** GIVEN PROBLEM **
Reproduce every line of the material below, but drop the pictures.

______

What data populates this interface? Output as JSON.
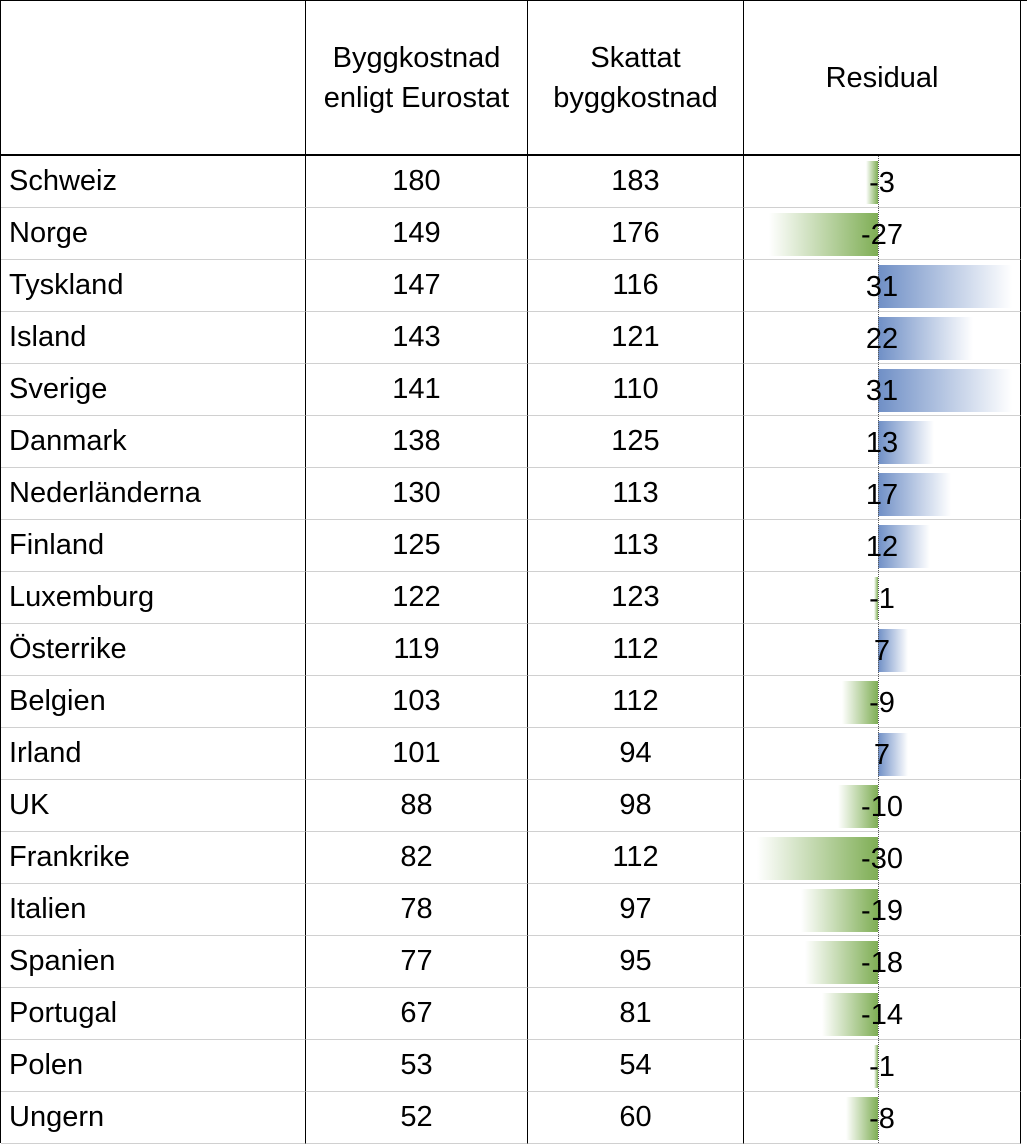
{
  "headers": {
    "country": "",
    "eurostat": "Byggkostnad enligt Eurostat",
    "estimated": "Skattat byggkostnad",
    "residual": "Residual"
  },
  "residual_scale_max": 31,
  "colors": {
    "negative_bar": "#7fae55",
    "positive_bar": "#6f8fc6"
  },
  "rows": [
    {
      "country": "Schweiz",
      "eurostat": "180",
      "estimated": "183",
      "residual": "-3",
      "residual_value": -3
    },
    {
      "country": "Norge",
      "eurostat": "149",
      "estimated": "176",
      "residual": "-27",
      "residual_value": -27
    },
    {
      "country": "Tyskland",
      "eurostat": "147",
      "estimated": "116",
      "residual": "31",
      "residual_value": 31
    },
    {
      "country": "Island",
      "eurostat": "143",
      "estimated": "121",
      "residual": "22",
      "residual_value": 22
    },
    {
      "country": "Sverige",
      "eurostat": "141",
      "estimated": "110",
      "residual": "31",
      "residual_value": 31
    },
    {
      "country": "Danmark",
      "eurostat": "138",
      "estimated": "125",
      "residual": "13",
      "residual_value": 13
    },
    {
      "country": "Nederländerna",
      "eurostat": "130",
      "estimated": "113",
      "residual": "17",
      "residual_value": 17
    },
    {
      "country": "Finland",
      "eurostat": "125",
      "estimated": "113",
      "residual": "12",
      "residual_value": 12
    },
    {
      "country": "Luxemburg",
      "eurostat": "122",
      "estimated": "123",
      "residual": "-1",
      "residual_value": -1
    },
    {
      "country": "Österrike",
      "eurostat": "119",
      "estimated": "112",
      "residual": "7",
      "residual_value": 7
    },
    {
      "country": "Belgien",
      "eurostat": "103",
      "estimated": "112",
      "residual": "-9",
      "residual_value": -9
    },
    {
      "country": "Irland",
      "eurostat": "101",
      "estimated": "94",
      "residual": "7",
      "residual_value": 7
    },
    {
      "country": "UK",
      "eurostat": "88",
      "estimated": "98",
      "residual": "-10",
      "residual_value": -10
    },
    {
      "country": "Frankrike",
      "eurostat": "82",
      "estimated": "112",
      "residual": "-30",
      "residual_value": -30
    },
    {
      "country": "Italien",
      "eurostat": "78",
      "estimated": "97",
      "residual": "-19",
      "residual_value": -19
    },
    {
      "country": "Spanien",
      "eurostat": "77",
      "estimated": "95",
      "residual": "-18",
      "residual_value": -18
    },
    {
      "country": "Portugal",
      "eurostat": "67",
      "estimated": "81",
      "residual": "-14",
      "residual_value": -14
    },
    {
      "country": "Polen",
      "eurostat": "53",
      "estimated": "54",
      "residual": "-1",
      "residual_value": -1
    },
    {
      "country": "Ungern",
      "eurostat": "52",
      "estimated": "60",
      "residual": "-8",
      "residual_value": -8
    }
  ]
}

______

** TASK RESULT **
What data populates this interface? Output as JSON.
{
  "headers": {
    "country": "",
    "eurostat": "Byggkostnad enligt Eurostat",
    "estimated": "Skattat byggkostnad",
    "residual": "Residual"
  },
  "residual_scale_max": 31,
  "colors": {
    "negative_bar": "#7fae55",
    "positive_bar": "#6f8fc6"
  },
  "rows": [
    {
      "country": "Schweiz",
      "eurostat": "180",
      "estimated": "183",
      "residual": "-3",
      "residual_value": -3
    },
    {
      "country": "Norge",
      "eurostat": "149",
      "estimated": "176",
      "residual": "-27",
      "residual_value": -27
    },
    {
      "country": "Tyskland",
      "eurostat": "147",
      "estimated": "116",
      "residual": "31",
      "residual_value": 31
    },
    {
      "country": "Island",
      "eurostat": "143",
      "estimated": "121",
      "residual": "22",
      "residual_value": 22
    },
    {
      "country": "Sverige",
      "eurostat": "141",
      "estimated": "110",
      "residual": "31",
      "residual_value": 31
    },
    {
      "country": "Danmark",
      "eurostat": "138",
      "estimated": "125",
      "residual": "13",
      "residual_value": 13
    },
    {
      "country": "Nederländerna",
      "eurostat": "130",
      "estimated": "113",
      "residual": "17",
      "residual_value": 17
    },
    {
      "country": "Finland",
      "eurostat": "125",
      "estimated": "113",
      "residual": "12",
      "residual_value": 12
    },
    {
      "country": "Luxemburg",
      "eurostat": "122",
      "estimated": "123",
      "residual": "-1",
      "residual_value": -1
    },
    {
      "country": "Österrike",
      "eurostat": "119",
      "estimated": "112",
      "residual": "7",
      "residual_value": 7
    },
    {
      "country": "Belgien",
      "eurostat": "103",
      "estimated": "112",
      "residual": "-9",
      "residual_value": -9
    },
    {
      "country": "Irland",
      "eurostat": "101",
      "estimated": "94",
      "residual": "7",
      "residual_value": 7
    },
    {
      "country": "UK",
      "eurostat": "88",
      "estimated": "98",
      "residual": "-10",
      "residual_value": -10
    },
    {
      "country": "Frankrike",
      "eurostat": "82",
      "estimated": "112",
      "residual": "-30",
      "residual_value": -30
    },
    {
      "country": "Italien",
      "eurostat": "78",
      "estimated": "97",
      "residual": "-19",
      "residual_value": -19
    },
    {
      "country": "Spanien",
      "eurostat": "77",
      "estimated": "95",
      "residual": "-18",
      "residual_value": -18
    },
    {
      "country": "Portugal",
      "eurostat": "67",
      "estimated": "81",
      "residual": "-14",
      "residual_value": -14
    },
    {
      "country": "Polen",
      "eurostat": "53",
      "estimated": "54",
      "residual": "-1",
      "residual_value": -1
    },
    {
      "country": "Ungern",
      "eurostat": "52",
      "estimated": "60",
      "residual": "-8",
      "residual_value": -8
    }
  ]
}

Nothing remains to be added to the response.